EXERCISE TASK →
Reproduce the records below exactly as given.

** START **

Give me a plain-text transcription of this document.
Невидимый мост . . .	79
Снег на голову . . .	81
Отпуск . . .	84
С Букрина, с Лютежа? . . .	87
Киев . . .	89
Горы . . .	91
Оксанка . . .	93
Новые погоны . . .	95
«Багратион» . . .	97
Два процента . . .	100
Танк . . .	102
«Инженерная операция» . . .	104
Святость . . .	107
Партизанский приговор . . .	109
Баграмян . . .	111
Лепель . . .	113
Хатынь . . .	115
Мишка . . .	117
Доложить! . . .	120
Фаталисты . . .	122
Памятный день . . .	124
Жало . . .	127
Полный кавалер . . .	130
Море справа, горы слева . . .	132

** END **

TASK ANSWER →
Give me a plain-text transcription of this document.
Невидимый мост . . .	79
Снег на голову . . .	81
Отпуск . . .	84
С Букрина, с Лютежа? . . .	87
Киев . . .	89
Горы . . .	91
Оксанка . . .	93
Новые погоны . . .	95
«Багратион» . . .	97
Два процента . . .	100
Танк . . .	102
«Инженерная операция» . . .	104
Святость . . .	107
Партизанский приговор . . .	109
Баграмян . . .	111
Лепель . . .	113
Хатынь . . .	115
Мишка . . .	117
Доложить! . . .	120
Фаталисты . . .	122
Памятный день . . .	124
Жало . . .	127
Полный кавалер . . .	130
Море справа, горы слева . . .	132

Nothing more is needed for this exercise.